Description of the task: Each entry must be given again exactly; images do not belong in the copy.

Data rows:
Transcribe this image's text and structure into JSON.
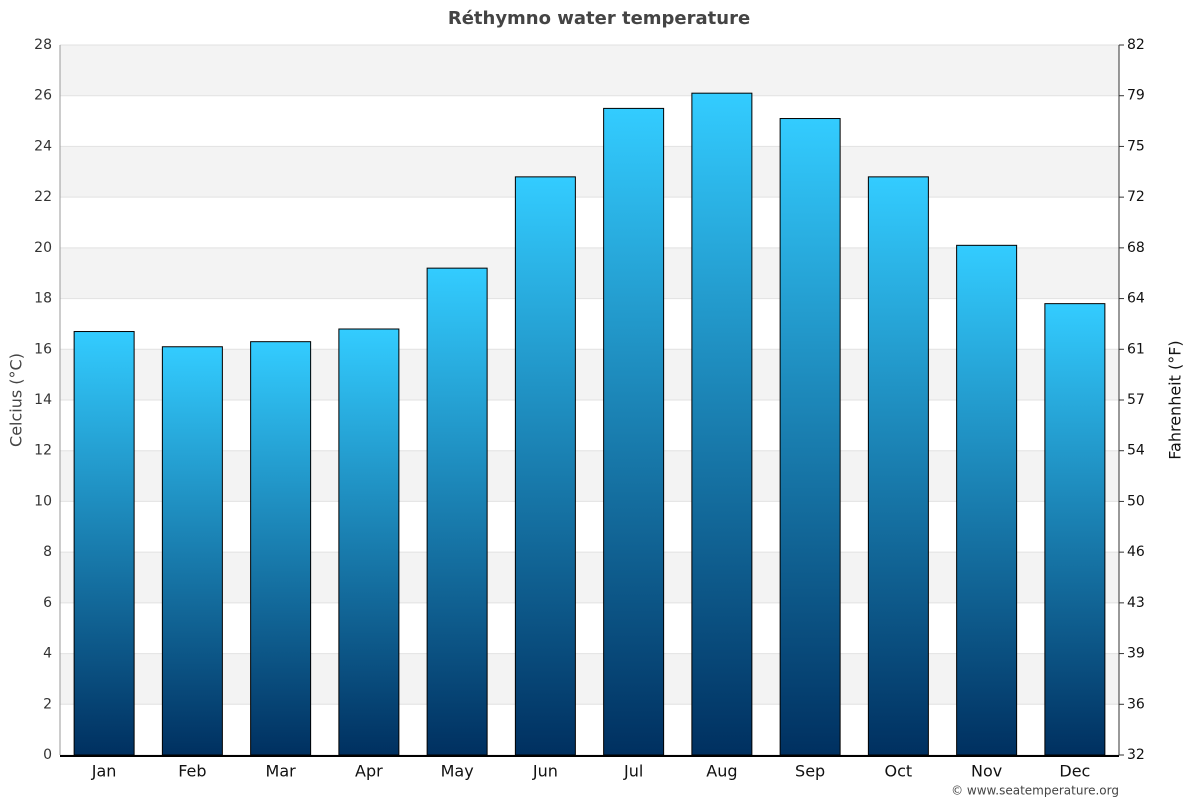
{
  "chart_data": {
    "type": "bar",
    "title": "Réthymno water temperature",
    "y_label": "Celcius (°C)",
    "y2_label": "Fahrenheit (°F)",
    "credit": "© www.seatemperature.org",
    "categories": [
      "Jan",
      "Feb",
      "Mar",
      "Apr",
      "May",
      "Jun",
      "Jul",
      "Aug",
      "Sep",
      "Oct",
      "Nov",
      "Dec"
    ],
    "values": [
      16.7,
      16.1,
      16.3,
      16.8,
      19.2,
      22.8,
      25.5,
      26.1,
      25.1,
      22.8,
      20.1,
      17.8
    ],
    "color": [
      "#33ccff",
      "#003060"
    ],
    "ylim": [
      0,
      28
    ],
    "yticks": [
      0,
      2,
      4,
      6,
      8,
      10,
      12,
      14,
      16,
      18,
      20,
      22,
      24,
      26,
      28
    ],
    "y2lim": [
      32,
      82.4
    ],
    "y2ticks": [
      32,
      {
        "value": 35.6,
        "label": "36"
      },
      {
        "value": 39.2,
        "label": "39"
      },
      {
        "value": 42.8,
        "label": "43"
      },
      {
        "value": 46.4,
        "label": "46"
      },
      50,
      {
        "value": 53.6,
        "label": "54"
      },
      {
        "value": 57.2,
        "label": "57"
      },
      {
        "value": 60.8,
        "label": "61"
      },
      {
        "value": 64.4,
        "label": "64"
      },
      68,
      {
        "value": 71.6,
        "label": "72"
      },
      {
        "value": 75.2,
        "label": "75"
      },
      {
        "value": 78.8,
        "label": "79"
      },
      {
        "value": 82.4,
        "label": "82"
      }
    ],
    "grid": true
  }
}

Correct output:
Transcribe this image's text and structure into JSON.
{
  "chart_data": {
    "type": "bar",
    "title": "Réthymno water temperature",
    "y_label": "Celcius (°C)",
    "y2_label": "Fahrenheit (°F)",
    "credit": "© www.seatemperature.org",
    "categories": [
      "Jan",
      "Feb",
      "Mar",
      "Apr",
      "May",
      "Jun",
      "Jul",
      "Aug",
      "Sep",
      "Oct",
      "Nov",
      "Dec"
    ],
    "values": [
      16.7,
      16.1,
      16.3,
      16.8,
      19.2,
      22.8,
      25.5,
      26.1,
      25.1,
      22.8,
      20.1,
      17.8
    ],
    "color": [
      "#33ccff",
      "#003060"
    ],
    "ylim": [
      0,
      28
    ],
    "yticks": [
      0,
      2,
      4,
      6,
      8,
      10,
      12,
      14,
      16,
      18,
      20,
      22,
      24,
      26,
      28
    ],
    "y2lim": [
      32,
      82.4
    ],
    "y2ticks": [
      32,
      {
        "value": 35.6,
        "label": "36"
      },
      {
        "value": 39.2,
        "label": "39"
      },
      {
        "value": 42.8,
        "label": "43"
      },
      {
        "value": 46.4,
        "label": "46"
      },
      50,
      {
        "value": 53.6,
        "label": "54"
      },
      {
        "value": 57.2,
        "label": "57"
      },
      {
        "value": 60.8,
        "label": "61"
      },
      {
        "value": 64.4,
        "label": "64"
      },
      68,
      {
        "value": 71.6,
        "label": "72"
      },
      {
        "value": 75.2,
        "label": "75"
      },
      {
        "value": 78.8,
        "label": "79"
      },
      {
        "value": 82.4,
        "label": "82"
      }
    ],
    "grid": true
  }
}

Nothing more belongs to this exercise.